Task directions: Do not include the pictures; repeat the rest of the data exactly.

Material shown:
════════════════

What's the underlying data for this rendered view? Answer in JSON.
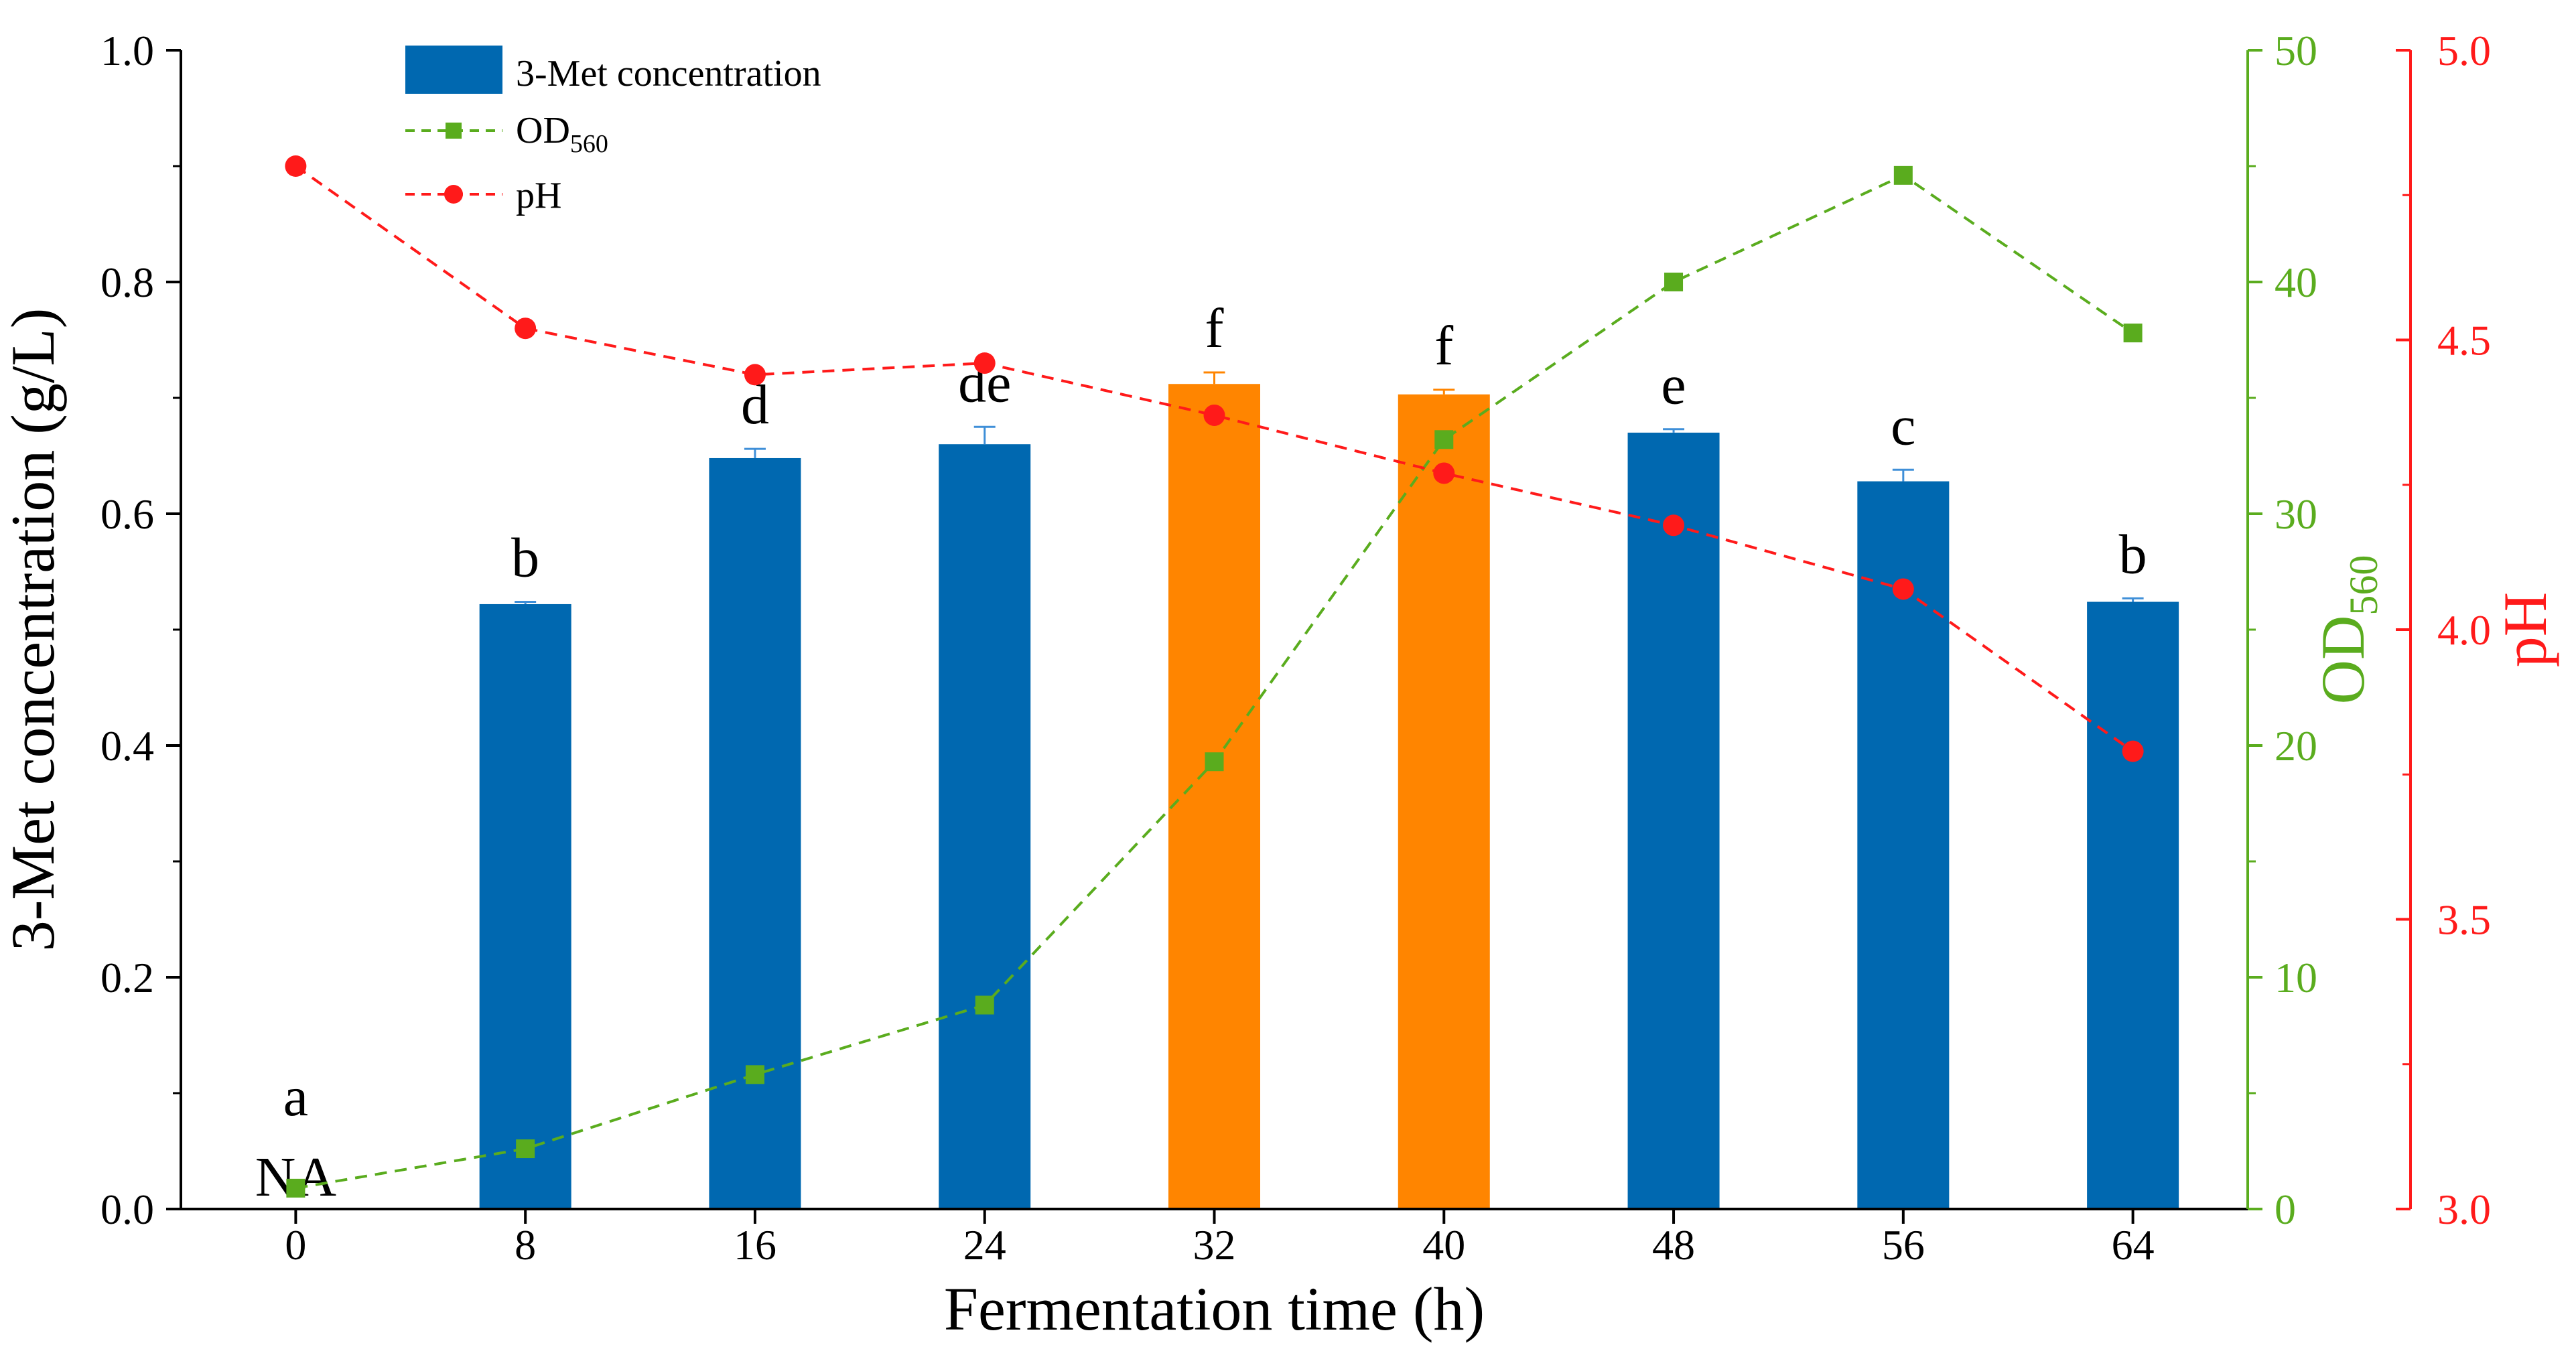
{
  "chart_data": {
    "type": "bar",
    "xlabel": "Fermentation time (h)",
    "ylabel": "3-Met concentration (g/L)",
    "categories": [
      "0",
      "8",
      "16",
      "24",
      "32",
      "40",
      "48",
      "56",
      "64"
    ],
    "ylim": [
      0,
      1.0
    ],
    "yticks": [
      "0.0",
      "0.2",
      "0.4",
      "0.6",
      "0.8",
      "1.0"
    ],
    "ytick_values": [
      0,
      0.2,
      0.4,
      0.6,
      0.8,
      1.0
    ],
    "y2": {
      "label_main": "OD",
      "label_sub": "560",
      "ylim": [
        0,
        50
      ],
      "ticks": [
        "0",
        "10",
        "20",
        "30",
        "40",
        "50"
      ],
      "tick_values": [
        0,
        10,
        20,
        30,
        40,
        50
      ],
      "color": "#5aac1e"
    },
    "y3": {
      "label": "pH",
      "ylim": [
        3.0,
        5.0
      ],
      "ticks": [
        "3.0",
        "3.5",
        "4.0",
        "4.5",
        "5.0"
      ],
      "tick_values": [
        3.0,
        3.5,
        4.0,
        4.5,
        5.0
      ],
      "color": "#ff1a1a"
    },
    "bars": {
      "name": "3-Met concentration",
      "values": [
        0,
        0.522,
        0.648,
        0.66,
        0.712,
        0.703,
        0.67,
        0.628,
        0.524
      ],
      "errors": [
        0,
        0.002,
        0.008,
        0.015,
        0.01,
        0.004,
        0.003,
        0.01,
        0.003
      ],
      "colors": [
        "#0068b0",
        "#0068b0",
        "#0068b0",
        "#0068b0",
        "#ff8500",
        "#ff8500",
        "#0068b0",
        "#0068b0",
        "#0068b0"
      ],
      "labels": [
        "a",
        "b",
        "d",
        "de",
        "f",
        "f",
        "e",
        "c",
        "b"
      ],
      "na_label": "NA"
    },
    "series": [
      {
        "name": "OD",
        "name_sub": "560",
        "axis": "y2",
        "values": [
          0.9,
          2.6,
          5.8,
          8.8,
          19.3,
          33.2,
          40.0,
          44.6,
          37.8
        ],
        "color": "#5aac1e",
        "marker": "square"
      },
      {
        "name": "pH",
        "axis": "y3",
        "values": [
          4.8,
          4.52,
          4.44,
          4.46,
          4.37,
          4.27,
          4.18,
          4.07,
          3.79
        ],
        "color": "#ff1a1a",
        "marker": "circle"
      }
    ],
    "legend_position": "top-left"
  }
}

════════════════

Answer:
What's the underlying data for this rendered view? Answer in JSON.
{
  "chart_data": {
    "type": "bar",
    "xlabel": "Fermentation time (h)",
    "ylabel": "3-Met concentration (g/L)",
    "categories": [
      "0",
      "8",
      "16",
      "24",
      "32",
      "40",
      "48",
      "56",
      "64"
    ],
    "ylim": [
      0,
      1.0
    ],
    "yticks": [
      "0.0",
      "0.2",
      "0.4",
      "0.6",
      "0.8",
      "1.0"
    ],
    "ytick_values": [
      0,
      0.2,
      0.4,
      0.6,
      0.8,
      1.0
    ],
    "y2": {
      "label_main": "OD",
      "label_sub": "560",
      "ylim": [
        0,
        50
      ],
      "ticks": [
        "0",
        "10",
        "20",
        "30",
        "40",
        "50"
      ],
      "tick_values": [
        0,
        10,
        20,
        30,
        40,
        50
      ],
      "color": "#5aac1e"
    },
    "y3": {
      "label": "pH",
      "ylim": [
        3.0,
        5.0
      ],
      "ticks": [
        "3.0",
        "3.5",
        "4.0",
        "4.5",
        "5.0"
      ],
      "tick_values": [
        3.0,
        3.5,
        4.0,
        4.5,
        5.0
      ],
      "color": "#ff1a1a"
    },
    "bars": {
      "name": "3-Met concentration",
      "values": [
        0,
        0.522,
        0.648,
        0.66,
        0.712,
        0.703,
        0.67,
        0.628,
        0.524
      ],
      "errors": [
        0,
        0.002,
        0.008,
        0.015,
        0.01,
        0.004,
        0.003,
        0.01,
        0.003
      ],
      "colors": [
        "#0068b0",
        "#0068b0",
        "#0068b0",
        "#0068b0",
        "#ff8500",
        "#ff8500",
        "#0068b0",
        "#0068b0",
        "#0068b0"
      ],
      "labels": [
        "a",
        "b",
        "d",
        "de",
        "f",
        "f",
        "e",
        "c",
        "b"
      ],
      "na_label": "NA"
    },
    "series": [
      {
        "name": "OD",
        "name_sub": "560",
        "axis": "y2",
        "values": [
          0.9,
          2.6,
          5.8,
          8.8,
          19.3,
          33.2,
          40.0,
          44.6,
          37.8
        ],
        "color": "#5aac1e",
        "marker": "square"
      },
      {
        "name": "pH",
        "axis": "y3",
        "values": [
          4.8,
          4.52,
          4.44,
          4.46,
          4.37,
          4.27,
          4.18,
          4.07,
          3.79
        ],
        "color": "#ff1a1a",
        "marker": "circle"
      }
    ],
    "legend_position": "top-left"
  }
}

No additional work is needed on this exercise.